◆ **What is asked**
Write out the data below exactly as given, without any of its pictures.

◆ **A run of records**
_____
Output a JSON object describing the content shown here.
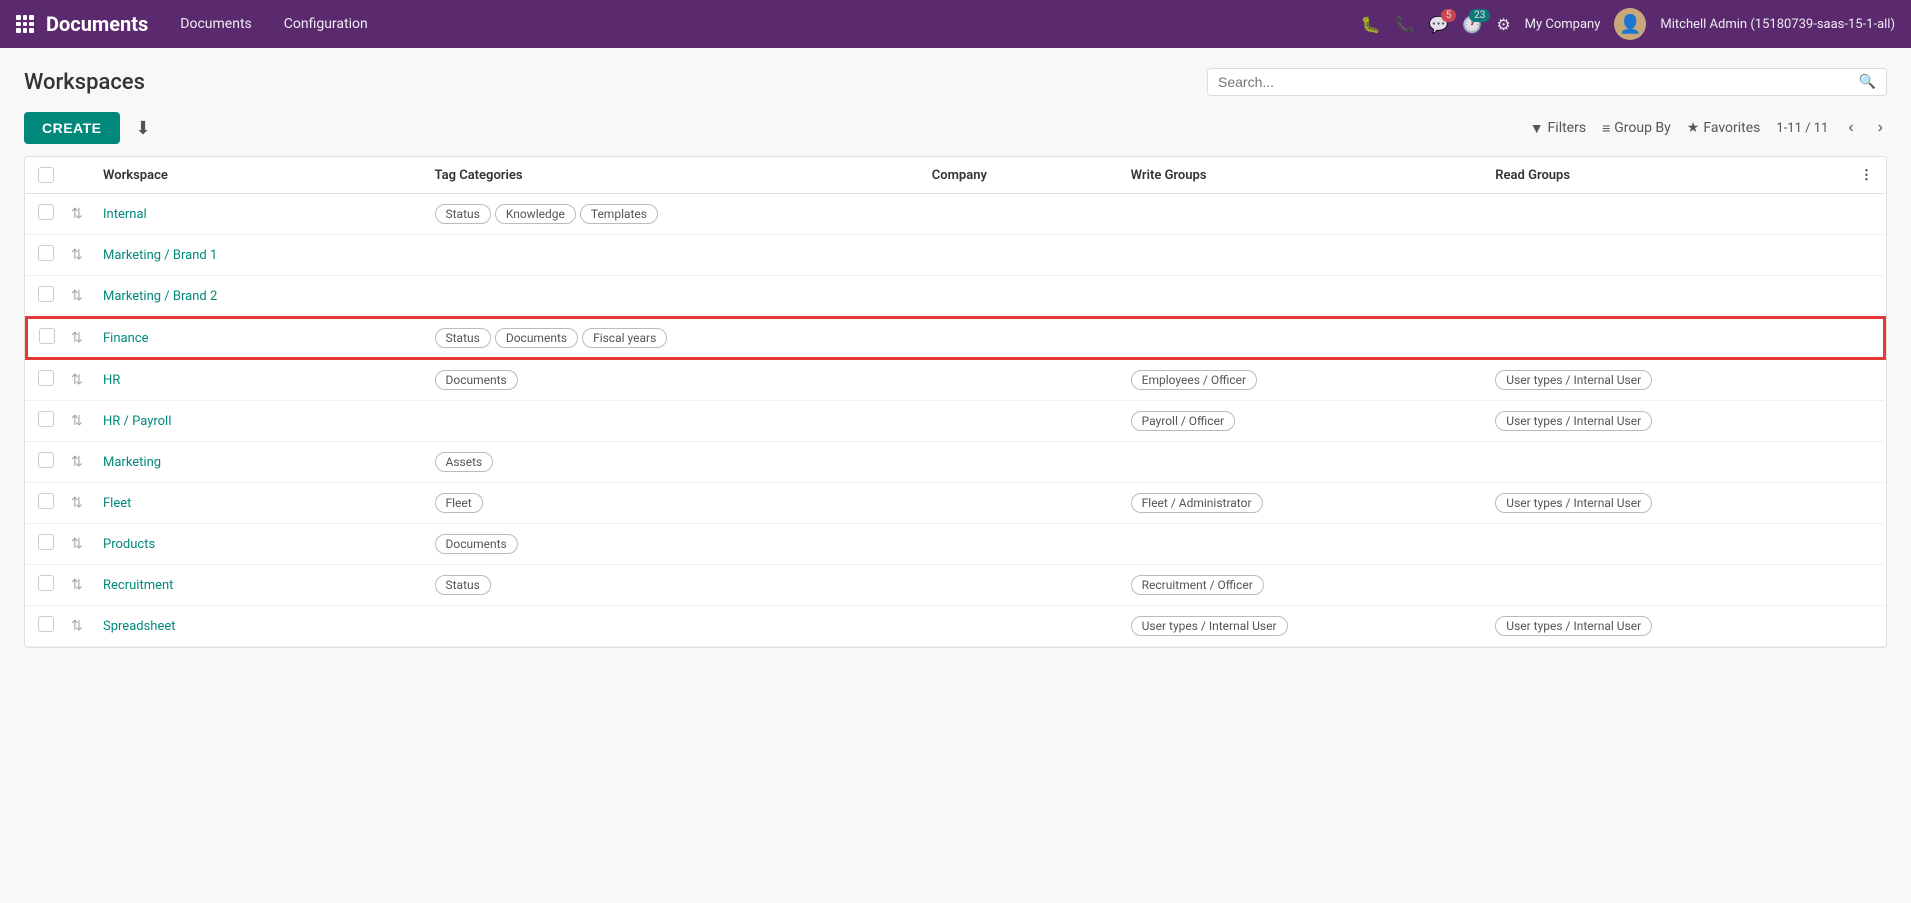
{
  "nav": {
    "app_name": "Documents",
    "menu_items": [
      "Documents",
      "Configuration"
    ],
    "company": "My Company",
    "username": "Mitchell Admin (15180739-saas-15-1-all)",
    "notification_count": 5,
    "activity_count": 23
  },
  "page": {
    "title": "Workspaces",
    "search_placeholder": "Search...",
    "pagination": "1-11 / 11"
  },
  "toolbar": {
    "create_label": "CREATE",
    "filters_label": "Filters",
    "groupby_label": "Group By",
    "favorites_label": "Favorites"
  },
  "table": {
    "columns": [
      "Workspace",
      "Tag Categories",
      "Company",
      "Write Groups",
      "Read Groups"
    ],
    "rows": [
      {
        "id": "internal",
        "workspace": "Internal",
        "tags": [
          "Status",
          "Knowledge",
          "Templates"
        ],
        "company": "",
        "write_groups": [],
        "read_groups": [],
        "highlighted": false
      },
      {
        "id": "marketing-brand1",
        "workspace": "Marketing / Brand 1",
        "tags": [],
        "company": "",
        "write_groups": [],
        "read_groups": [],
        "highlighted": false
      },
      {
        "id": "marketing-brand2",
        "workspace": "Marketing / Brand 2",
        "tags": [],
        "company": "",
        "write_groups": [],
        "read_groups": [],
        "highlighted": false
      },
      {
        "id": "finance",
        "workspace": "Finance",
        "tags": [
          "Status",
          "Documents",
          "Fiscal years"
        ],
        "company": "",
        "write_groups": [],
        "read_groups": [],
        "highlighted": true
      },
      {
        "id": "hr",
        "workspace": "HR",
        "tags": [
          "Documents"
        ],
        "company": "",
        "write_groups": [
          "Employees / Officer"
        ],
        "read_groups": [
          "User types / Internal User"
        ],
        "highlighted": false
      },
      {
        "id": "hr-payroll",
        "workspace": "HR / Payroll",
        "tags": [],
        "company": "",
        "write_groups": [
          "Payroll / Officer"
        ],
        "read_groups": [
          "User types / Internal User"
        ],
        "highlighted": false
      },
      {
        "id": "marketing",
        "workspace": "Marketing",
        "tags": [
          "Assets"
        ],
        "company": "",
        "write_groups": [],
        "read_groups": [],
        "highlighted": false
      },
      {
        "id": "fleet",
        "workspace": "Fleet",
        "tags": [
          "Fleet"
        ],
        "company": "",
        "write_groups": [
          "Fleet / Administrator"
        ],
        "read_groups": [
          "User types / Internal User"
        ],
        "highlighted": false
      },
      {
        "id": "products",
        "workspace": "Products",
        "tags": [
          "Documents"
        ],
        "company": "",
        "write_groups": [],
        "read_groups": [],
        "highlighted": false
      },
      {
        "id": "recruitment",
        "workspace": "Recruitment",
        "tags": [
          "Status"
        ],
        "company": "",
        "write_groups": [
          "Recruitment / Officer"
        ],
        "read_groups": [],
        "highlighted": false
      },
      {
        "id": "spreadsheet",
        "workspace": "Spreadsheet",
        "tags": [],
        "company": "",
        "write_groups": [
          "User types / Internal User"
        ],
        "read_groups": [
          "User types / Internal User"
        ],
        "highlighted": false
      }
    ]
  }
}
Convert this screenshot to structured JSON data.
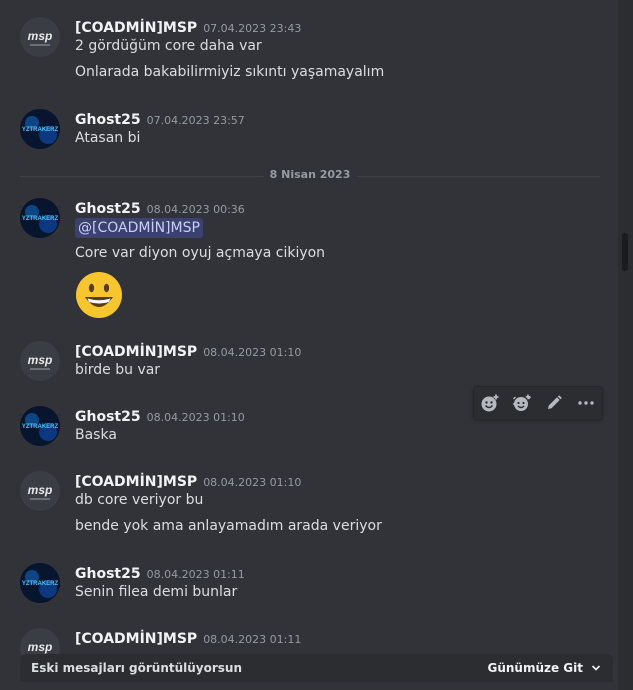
{
  "divider": {
    "label": "8 Nisan 2023"
  },
  "messages": [
    {
      "author": "[COADMİN]MSP",
      "time": "07.04.2023 23:43",
      "lines": [
        "2 gördüğüm core daha var",
        "Onlarada bakabilirmiyiz sıkıntı yaşamayalım"
      ]
    },
    {
      "author": "Ghost25",
      "time": "07.04.2023 23:57",
      "lines": [
        "Atasan bi"
      ]
    },
    {
      "author": "Ghost25",
      "time": "08.04.2023 00:36",
      "mention": "@[COADMİN]MSP",
      "lines": [
        "Core var diyon oyuj açmaya cikiyon"
      ],
      "emoji": "grinning-face"
    },
    {
      "author": "[COADMİN]MSP",
      "time": "08.04.2023 01:10",
      "lines": [
        "birde bu var"
      ]
    },
    {
      "author": "Ghost25",
      "time": "08.04.2023 01:10",
      "lines": [
        "Baska"
      ]
    },
    {
      "author": "[COADMİN]MSP",
      "time": "08.04.2023 01:10",
      "lines": [
        "db core veriyor bu",
        "bende yok ama anlayamadım arada veriyor"
      ]
    },
    {
      "author": "Ghost25",
      "time": "08.04.2023 01:11",
      "lines": [
        "Senin filea demi bunlar"
      ]
    },
    {
      "author": "[COADMİN]MSP",
      "time": "08.04.2023 01:11",
      "lines": []
    }
  ],
  "avatar_text": {
    "msp": "msp",
    "ghost": "YZTRAKERZ"
  },
  "toolbar": {
    "icons": [
      "add-reaction-icon",
      "super-reaction-icon",
      "edit-pencil-icon",
      "more-options-icon"
    ]
  },
  "jump_bar": {
    "label": "Eski mesajları görüntülüyorsun",
    "button": "Günümüze Git"
  },
  "colors": {
    "background": "#313338",
    "mention_bg": "#3c4270",
    "mention_text": "#c9cdfb",
    "emoji": "#f7c52d"
  }
}
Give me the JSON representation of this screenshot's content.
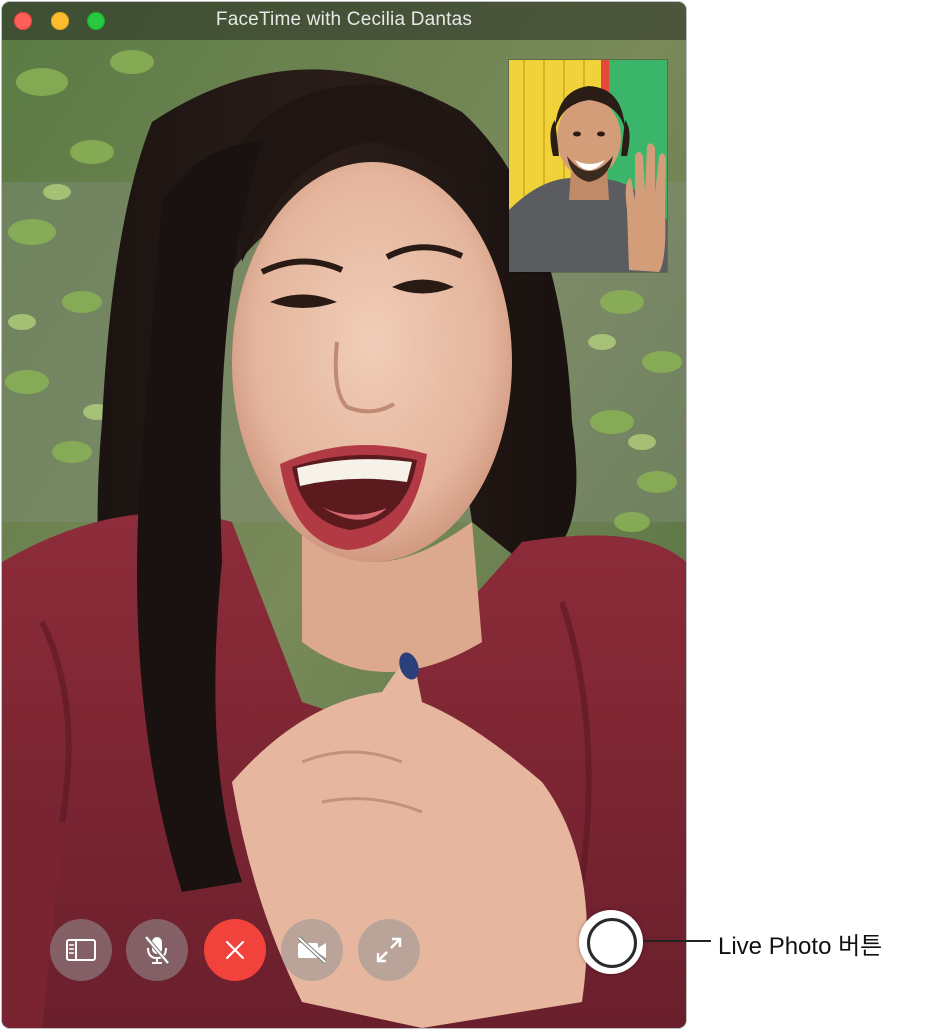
_____
◆ **Worked answer**
Output a JSON object describing the content shown here.
{
  "nav": {
    "app_name": "Documents",
    "menu_items": [
      "Documents",
      "Configuration"
    ],
    "company": "My Company",
    "username": "Mitchell Admin (15180739-saas-15-1-all)",
    "notification_count": 5,
    "activity_count": 23
  },
  "page": {
    "title": "Workspaces",
    "search_placeholder": "Search...",
    "pagination": "1-11 / 11"
  },
  "toolbar": {
    "create_label": "CREATE",
    "filters_label": "Filters",
    "groupby_label": "Group By",
    "favorites_label": "Favorites"
  },
  "table": {
    "columns": [
      "Workspace",
      "Tag Categories",
      "Company",
      "Write Groups",
      "Read Groups"
    ],
    "rows": [
      {
        "id": "internal",
        "workspace": "Internal",
        "tags": [
          "Status",
          "Knowledge",
          "Templates"
        ],
        "company": "",
        "write_groups": [],
        "read_groups": [],
        "highlighted": false
      },
      {
        "id": "marketing-brand1",
        "workspace": "Marketing / Brand 1",
        "tags": [],
        "company": "",
        "write_groups": [],
        "read_groups": [],
        "highlighted": false
      },
      {
        "id": "marketing-brand2",
        "workspace": "Marketing / Brand 2",
        "tags": [],
        "company": "",
        "write_groups": [],
        "read_groups": [],
        "highlighted": false
      },
      {
        "id": "finance",
        "workspace": "Finance",
        "tags": [
          "Status",
          "Documents",
          "Fiscal years"
        ],
        "company": "",
        "write_groups": [],
        "read_groups": [],
        "highlighted": true
      },
      {
        "id": "hr",
        "workspace": "HR",
        "tags": [
          "Documents"
        ],
        "company": "",
        "write_groups": [
          "Employees / Officer"
        ],
        "read_groups": [
          "User types / Internal User"
        ],
        "highlighted": false
      },
      {
        "id": "hr-payroll",
        "workspace": "HR / Payroll",
        "tags": [],
        "company": "",
        "write_groups": [
          "Payroll / Officer"
        ],
        "read_groups": [
          "User types / Internal User"
        ],
        "highlighted": false
      },
      {
        "id": "marketing",
        "workspace": "Marketing",
        "tags": [
          "Assets"
        ],
        "company": "",
        "write_groups": [],
        "read_groups": [],
        "highlighted": false
      },
      {
        "id": "fleet",
        "workspace": "Fleet",
        "tags": [
          "Fleet"
        ],
        "company": "",
        "write_groups": [
          "Fleet / Administrator"
        ],
        "read_groups": [
          "User types / Internal User"
        ],
        "highlighted": false
      },
      {
        "id": "products",
        "workspace": "Products",
        "tags": [
          "Documents"
        ],
        "company": "",
        "write_groups": [],
        "read_groups": [],
        "highlighted": false
      },
      {
        "id": "recruitment",
        "workspace": "Recruitment",
        "tags": [
          "Status"
        ],
        "company": "",
        "write_groups": [
          "Recruitment / Officer"
        ],
        "read_groups": [],
        "highlighted": false
      },
      {
        "id": "spreadsheet",
        "workspace": "Spreadsheet",
        "tags": [],
        "company": "",
        "write_groups": [
          "User types / Internal User"
        ],
        "read_groups": [
          "User types / Internal User"
        ],
        "highlighted": false
      }
    ]
  }
}
Convert this screenshot to structured JSON data.
{
  "divider": {
    "label": "8 Nisan 2023"
  },
  "messages": [
    {
      "author": "[COADMİN]MSP",
      "time": "07.04.2023 23:43",
      "lines": [
        "2 gördüğüm core daha var",
        "Onlarada bakabilirmiyiz sıkıntı yaşamayalım"
      ]
    },
    {
      "author": "Ghost25",
      "time": "07.04.2023 23:57",
      "lines": [
        "Atasan bi"
      ]
    },
    {
      "author": "Ghost25",
      "time": "08.04.2023 00:36",
      "mention": "@[COADMİN]MSP",
      "lines": [
        "Core var diyon oyuj açmaya cikiyon"
      ],
      "emoji": "grinning-face"
    },
    {
      "author": "[COADMİN]MSP",
      "time": "08.04.2023 01:10",
      "lines": [
        "birde bu var"
      ]
    },
    {
      "author": "Ghost25",
      "time": "08.04.2023 01:10",
      "lines": [
        "Baska"
      ]
    },
    {
      "author": "[COADMİN]MSP",
      "time": "08.04.2023 01:10",
      "lines": [
        "db core veriyor bu",
        "bende yok ama anlayamadım arada veriyor"
      ]
    },
    {
      "author": "Ghost25",
      "time": "08.04.2023 01:11",
      "lines": [
        "Senin filea demi bunlar"
      ]
    },
    {
      "author": "[COADMİN]MSP",
      "time": "08.04.2023 01:11",
      "lines": []
    }
  ],
  "avatar_text": {
    "msp": "msp",
    "ghost": "YZTRAKERZ"
  },
  "toolbar": {
    "icons": [
      "add-reaction-icon",
      "super-reaction-icon",
      "edit-pencil-icon",
      "more-options-icon"
    ]
  },
  "jump_bar": {
    "label": "Eski mesajları görüntülüyorsun",
    "button": "Günümüze Git"
  },
  "colors": {
    "background": "#313338",
    "mention_bg": "#3c4270",
    "mention_text": "#c9cdfb",
    "emoji": "#f7c52d"
  }
}
Give me the JSON representation of this screenshot's content.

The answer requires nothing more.